#### Source
* * *
This will be a long-term project that will involve many partnerships and
shared responsibilities. No doubt there will be criticism as we travel
this route, but I would hope that comment will be based on sound
knowledge and balanced assessment.
Yours
sincerely,
Ted Chaiban
UNICEF Representative
The
Sunday Leader:
Mr.
Chaiban has missed the point. UNICEF is paying TRO, an organ of the LTTE,
Rs. 100 million to build transit centres to house, for a period of three
months, more than 1,000 children abducted by the LTTE. (It is
interesting and singularly curious to note that nowhere in Mr. Chaiban's
letter has he made a single reference to the TRO, UNICEF's partner in
this exercise - we couldn't imagine why.)
If
children are to be housed in these centres for only three months so as
to undergo an "initial assessment" and to "provide a
break from the military environment," why is it necessary to spend
Rs. 100 million on these centres? Is it that the LTTE will continue to
abduct children - as they have done despite the ceasefire, with not a
whimper out of Mr Chaiban - and, once they are done with them, dump them
in these centres? Is this what Mr. Chaiban is in effect endorsing?
Surely
the right thing for UNICEF to have done was to have used this Rs. 100
million (which amounts to Rs. 100,000 per family) to strengthen
financially the families from which these children were taken, so as to
assure them of basic needs and education? Instead, the money is being
handed over to an arm of the LTTE. Let's not mince words, Mr. Chaiban:
is this not a ransom? Aren't the transit centres just another convenient
way of institutionalising these abductions. Children belong at home,
with their parents, not in transit homes operated, out of all people, by
the TRO.
* * *
#### Collected material
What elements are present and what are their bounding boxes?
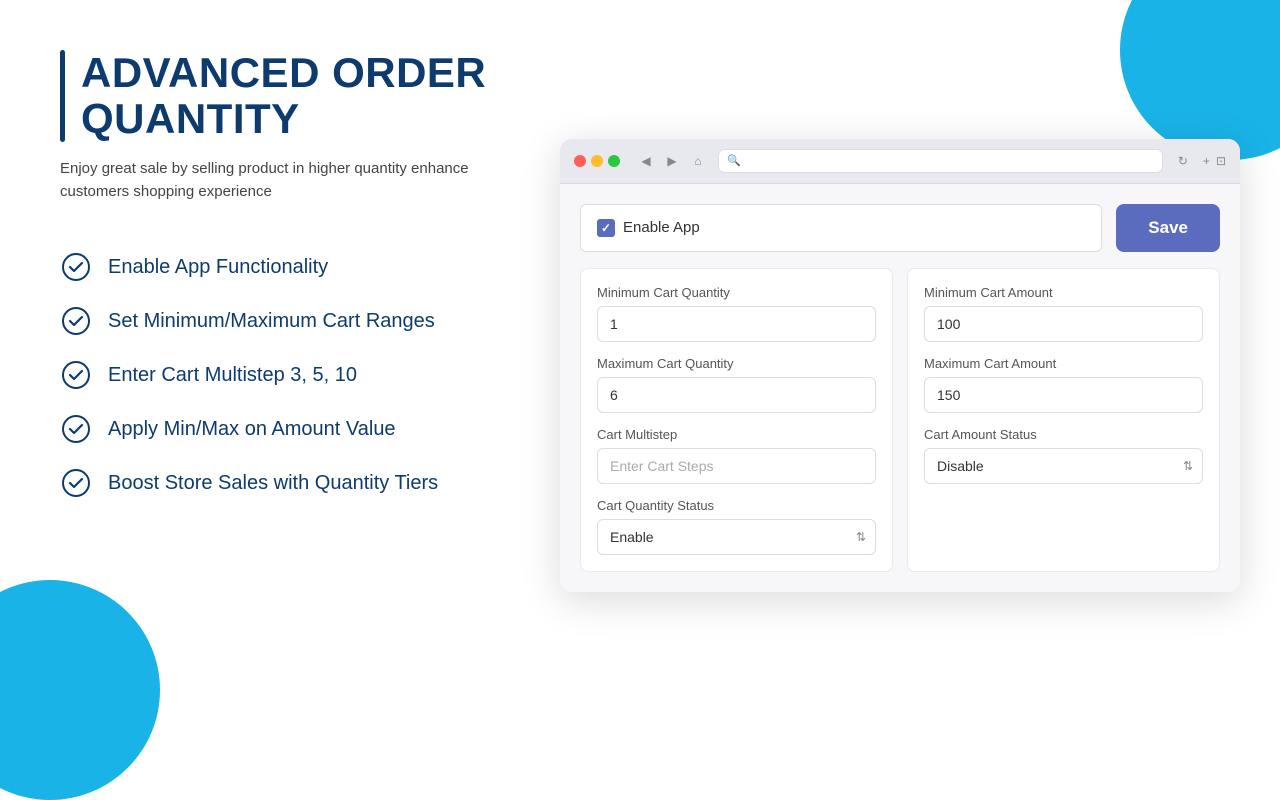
* * *
#### Problems to solve
A: According to the passage on UNICEF's transit centres, for how long are the children to be housed in the centres?
B: List every organization or publication named in the passage on UNICEF's transit centres.
C: Reproduce everything in the passage on UNICEF's transit centres from "Chaiban has missed" down to "in effect endorsing?".

#### Results
A: For a period of three months.

B: UNICEF, TRO, the LTTE, The Sunday Leader

C:
Chaiban has missed the point. UNICEF is paying TRO, an organ of the LTTE,
Rs. 100 million to build transit centres to house, for a period of three
months, more than 1,000 children abducted by the LTTE. (It is
interesting and singularly curious to note that nowhere in Mr. Chaiban's
letter has he made a single reference to the TRO, UNICEF's partner in
this exercise - we couldn't imagine why.)
If
children are to be housed in these centres for only three months so as
to undergo an "initial assessment" and to "provide a
break from the military environment," why is it necessary to spend
Rs. 100 million on these centres? Is it that the LTTE will continue to
abduct children - as they have done despite the ceasefire, with not a
whimper out of Mr Chaiban - and, once they are done with them, dump them
in these centres? Is this what Mr. Chaiban is in effect endorsing?